Stored data

_ _ _ _ _

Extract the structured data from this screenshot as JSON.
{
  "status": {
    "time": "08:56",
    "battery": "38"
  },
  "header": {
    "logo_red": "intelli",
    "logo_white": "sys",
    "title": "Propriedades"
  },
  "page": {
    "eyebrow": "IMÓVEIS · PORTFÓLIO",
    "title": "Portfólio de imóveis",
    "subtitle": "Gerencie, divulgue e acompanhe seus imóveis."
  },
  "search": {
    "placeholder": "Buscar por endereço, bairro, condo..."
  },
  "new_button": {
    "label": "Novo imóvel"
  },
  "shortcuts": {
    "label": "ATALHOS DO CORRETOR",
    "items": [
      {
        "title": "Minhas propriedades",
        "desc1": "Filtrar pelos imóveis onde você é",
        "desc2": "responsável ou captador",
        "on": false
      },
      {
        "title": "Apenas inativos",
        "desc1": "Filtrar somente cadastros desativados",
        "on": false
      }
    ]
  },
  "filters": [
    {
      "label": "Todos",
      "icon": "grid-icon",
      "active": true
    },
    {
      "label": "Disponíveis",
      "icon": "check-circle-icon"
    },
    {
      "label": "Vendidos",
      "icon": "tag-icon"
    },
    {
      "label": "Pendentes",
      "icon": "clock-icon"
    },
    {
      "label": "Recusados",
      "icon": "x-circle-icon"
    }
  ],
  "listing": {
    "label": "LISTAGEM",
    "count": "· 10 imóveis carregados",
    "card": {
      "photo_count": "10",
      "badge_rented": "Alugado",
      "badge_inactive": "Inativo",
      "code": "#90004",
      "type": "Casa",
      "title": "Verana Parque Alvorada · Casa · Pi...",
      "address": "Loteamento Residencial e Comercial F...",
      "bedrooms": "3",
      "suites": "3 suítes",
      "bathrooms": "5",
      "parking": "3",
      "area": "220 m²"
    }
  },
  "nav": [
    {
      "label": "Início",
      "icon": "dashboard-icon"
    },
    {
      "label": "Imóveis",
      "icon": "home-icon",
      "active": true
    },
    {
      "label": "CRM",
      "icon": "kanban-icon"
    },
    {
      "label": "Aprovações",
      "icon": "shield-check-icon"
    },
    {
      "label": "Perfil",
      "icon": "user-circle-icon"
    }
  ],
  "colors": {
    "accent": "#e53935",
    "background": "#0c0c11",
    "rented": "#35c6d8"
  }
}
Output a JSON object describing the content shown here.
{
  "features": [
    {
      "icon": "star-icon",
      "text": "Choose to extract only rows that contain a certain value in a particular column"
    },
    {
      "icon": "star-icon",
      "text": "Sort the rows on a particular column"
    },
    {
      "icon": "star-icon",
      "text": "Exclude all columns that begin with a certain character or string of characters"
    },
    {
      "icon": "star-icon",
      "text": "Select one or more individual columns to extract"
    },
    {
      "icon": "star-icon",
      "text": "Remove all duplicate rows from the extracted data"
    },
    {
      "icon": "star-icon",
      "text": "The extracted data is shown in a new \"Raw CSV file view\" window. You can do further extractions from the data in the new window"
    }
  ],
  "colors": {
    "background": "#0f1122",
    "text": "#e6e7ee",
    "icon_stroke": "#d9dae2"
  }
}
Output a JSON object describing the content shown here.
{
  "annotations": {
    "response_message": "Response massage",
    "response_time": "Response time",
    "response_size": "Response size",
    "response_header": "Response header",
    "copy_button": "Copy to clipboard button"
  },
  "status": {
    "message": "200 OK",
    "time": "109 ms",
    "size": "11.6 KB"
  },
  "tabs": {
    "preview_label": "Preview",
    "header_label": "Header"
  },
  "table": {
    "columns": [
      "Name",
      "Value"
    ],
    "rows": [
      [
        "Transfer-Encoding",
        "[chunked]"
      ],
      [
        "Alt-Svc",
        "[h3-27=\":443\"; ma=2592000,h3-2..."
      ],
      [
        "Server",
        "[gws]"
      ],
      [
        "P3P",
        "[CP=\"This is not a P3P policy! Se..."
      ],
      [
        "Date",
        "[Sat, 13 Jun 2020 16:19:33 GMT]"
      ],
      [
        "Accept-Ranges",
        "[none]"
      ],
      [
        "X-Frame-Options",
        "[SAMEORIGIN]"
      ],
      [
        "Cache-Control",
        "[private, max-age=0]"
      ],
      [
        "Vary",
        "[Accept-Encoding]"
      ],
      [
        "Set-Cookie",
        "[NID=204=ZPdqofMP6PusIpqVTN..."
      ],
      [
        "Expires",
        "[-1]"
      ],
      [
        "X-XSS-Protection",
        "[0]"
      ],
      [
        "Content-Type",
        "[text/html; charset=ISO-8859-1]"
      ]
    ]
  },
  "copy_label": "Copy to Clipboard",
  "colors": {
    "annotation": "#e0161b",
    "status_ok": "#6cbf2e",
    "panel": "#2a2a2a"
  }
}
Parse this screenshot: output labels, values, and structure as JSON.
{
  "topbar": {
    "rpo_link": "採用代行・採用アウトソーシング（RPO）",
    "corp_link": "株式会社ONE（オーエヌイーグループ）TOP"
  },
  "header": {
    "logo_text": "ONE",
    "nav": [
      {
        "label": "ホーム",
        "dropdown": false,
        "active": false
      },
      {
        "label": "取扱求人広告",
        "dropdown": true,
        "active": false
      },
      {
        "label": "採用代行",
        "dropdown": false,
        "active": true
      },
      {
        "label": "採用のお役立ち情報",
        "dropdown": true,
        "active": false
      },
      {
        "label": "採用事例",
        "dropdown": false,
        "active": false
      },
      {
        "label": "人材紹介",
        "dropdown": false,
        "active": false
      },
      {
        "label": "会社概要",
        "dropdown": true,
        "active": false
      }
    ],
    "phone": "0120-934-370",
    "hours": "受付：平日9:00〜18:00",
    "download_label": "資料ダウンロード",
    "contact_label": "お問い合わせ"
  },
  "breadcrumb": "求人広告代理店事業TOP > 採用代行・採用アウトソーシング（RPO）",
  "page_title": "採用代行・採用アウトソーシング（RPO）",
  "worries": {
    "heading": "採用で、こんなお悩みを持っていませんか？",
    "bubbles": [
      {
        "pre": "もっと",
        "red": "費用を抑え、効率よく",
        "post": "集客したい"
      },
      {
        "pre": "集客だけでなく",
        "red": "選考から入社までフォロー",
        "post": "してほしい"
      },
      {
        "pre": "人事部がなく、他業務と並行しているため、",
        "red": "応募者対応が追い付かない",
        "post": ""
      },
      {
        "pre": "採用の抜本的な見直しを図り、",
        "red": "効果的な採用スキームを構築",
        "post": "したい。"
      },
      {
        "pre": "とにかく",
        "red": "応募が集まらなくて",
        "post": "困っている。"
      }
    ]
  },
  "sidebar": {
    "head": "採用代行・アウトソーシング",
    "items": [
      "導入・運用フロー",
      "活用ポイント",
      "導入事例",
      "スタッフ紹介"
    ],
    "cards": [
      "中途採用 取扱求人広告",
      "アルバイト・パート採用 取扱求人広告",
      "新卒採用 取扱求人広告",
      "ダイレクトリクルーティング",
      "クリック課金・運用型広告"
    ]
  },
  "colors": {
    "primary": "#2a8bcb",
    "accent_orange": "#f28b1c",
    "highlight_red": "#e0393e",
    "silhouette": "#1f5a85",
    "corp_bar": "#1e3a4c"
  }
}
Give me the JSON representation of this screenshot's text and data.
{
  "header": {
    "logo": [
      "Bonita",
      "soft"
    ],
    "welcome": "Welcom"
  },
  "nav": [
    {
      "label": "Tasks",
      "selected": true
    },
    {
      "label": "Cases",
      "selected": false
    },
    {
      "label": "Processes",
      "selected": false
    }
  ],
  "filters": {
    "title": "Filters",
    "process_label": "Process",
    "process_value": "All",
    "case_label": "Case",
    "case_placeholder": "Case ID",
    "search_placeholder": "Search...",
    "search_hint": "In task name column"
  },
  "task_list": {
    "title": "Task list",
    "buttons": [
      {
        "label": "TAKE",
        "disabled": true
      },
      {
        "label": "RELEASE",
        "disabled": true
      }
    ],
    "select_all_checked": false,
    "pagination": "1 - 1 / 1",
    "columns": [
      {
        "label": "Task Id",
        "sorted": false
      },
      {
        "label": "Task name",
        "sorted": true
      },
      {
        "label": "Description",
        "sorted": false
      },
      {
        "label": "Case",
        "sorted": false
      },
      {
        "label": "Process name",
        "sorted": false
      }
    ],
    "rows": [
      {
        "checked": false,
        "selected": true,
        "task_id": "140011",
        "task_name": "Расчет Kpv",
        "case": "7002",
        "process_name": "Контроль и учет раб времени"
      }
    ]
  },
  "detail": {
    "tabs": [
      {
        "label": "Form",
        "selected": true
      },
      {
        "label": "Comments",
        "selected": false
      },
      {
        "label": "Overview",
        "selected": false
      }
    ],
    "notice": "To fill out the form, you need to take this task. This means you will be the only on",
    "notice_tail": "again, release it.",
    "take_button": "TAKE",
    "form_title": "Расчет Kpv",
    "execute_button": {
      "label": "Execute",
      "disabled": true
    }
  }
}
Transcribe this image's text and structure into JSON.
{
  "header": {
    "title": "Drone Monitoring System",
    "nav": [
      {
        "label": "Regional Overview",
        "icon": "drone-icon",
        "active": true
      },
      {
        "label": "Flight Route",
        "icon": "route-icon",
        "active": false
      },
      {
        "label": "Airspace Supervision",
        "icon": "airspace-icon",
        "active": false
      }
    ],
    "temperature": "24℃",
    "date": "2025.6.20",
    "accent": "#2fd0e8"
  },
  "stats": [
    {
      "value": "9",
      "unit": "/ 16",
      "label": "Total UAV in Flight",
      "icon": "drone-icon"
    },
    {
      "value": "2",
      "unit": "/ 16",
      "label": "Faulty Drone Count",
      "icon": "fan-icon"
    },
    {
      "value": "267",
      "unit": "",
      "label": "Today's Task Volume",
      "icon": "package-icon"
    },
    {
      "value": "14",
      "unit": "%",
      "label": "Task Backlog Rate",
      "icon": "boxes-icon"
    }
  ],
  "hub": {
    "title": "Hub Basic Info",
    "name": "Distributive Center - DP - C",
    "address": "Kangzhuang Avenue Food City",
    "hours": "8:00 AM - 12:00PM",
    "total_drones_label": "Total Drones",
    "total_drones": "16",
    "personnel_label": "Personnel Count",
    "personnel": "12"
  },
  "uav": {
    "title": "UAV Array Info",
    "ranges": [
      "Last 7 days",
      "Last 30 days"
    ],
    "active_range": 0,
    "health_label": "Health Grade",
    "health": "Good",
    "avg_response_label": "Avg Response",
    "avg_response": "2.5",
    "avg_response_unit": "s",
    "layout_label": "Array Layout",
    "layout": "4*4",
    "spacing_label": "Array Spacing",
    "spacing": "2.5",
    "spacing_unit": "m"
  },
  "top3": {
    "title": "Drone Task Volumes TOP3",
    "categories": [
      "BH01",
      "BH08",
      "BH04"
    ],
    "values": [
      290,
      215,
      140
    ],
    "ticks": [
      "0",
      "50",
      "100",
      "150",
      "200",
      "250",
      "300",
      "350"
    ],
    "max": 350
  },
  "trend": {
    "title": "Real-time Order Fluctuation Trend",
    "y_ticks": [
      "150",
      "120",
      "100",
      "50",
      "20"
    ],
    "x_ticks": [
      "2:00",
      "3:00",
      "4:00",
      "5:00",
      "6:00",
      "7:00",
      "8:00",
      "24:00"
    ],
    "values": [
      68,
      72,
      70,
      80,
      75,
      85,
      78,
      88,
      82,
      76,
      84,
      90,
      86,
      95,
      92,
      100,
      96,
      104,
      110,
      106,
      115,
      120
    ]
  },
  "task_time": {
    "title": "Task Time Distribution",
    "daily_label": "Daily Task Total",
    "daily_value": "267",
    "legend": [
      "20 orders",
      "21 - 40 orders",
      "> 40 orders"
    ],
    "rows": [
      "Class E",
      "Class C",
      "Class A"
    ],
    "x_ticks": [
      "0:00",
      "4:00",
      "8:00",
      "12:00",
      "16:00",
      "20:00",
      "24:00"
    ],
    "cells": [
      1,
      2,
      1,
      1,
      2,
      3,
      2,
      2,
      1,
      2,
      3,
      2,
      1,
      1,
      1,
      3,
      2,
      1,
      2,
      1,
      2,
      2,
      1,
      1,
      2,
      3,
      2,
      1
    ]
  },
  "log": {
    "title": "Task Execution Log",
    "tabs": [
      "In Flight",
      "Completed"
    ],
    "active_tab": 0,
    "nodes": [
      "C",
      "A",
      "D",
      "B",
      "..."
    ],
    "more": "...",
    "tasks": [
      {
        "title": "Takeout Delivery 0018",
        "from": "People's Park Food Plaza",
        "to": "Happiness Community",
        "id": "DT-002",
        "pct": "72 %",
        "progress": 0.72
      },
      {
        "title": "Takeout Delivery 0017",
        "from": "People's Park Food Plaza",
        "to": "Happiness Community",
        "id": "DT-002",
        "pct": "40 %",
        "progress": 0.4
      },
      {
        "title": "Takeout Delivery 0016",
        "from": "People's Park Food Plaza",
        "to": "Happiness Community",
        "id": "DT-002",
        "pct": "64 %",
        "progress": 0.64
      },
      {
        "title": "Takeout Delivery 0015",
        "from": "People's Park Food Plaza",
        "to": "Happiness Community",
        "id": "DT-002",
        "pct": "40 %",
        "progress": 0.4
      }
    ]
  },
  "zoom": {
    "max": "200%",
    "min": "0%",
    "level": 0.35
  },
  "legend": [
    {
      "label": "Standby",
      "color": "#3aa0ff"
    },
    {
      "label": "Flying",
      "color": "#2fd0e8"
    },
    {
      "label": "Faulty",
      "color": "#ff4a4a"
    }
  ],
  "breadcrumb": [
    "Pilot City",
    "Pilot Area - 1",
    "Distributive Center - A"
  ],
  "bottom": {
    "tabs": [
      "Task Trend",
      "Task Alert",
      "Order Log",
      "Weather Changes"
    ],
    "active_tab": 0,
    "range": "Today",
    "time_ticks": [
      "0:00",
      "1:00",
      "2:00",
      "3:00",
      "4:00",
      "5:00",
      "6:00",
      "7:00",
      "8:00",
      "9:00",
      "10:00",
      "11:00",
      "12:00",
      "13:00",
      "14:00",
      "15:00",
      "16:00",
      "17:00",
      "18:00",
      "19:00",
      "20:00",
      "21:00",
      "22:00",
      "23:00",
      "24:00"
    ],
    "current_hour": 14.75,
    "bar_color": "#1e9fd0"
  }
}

_ _ _ _ _

▶ To do: Examine the records and report how many lines contain the string "post". Only the number should be given.

▶ Task result: 5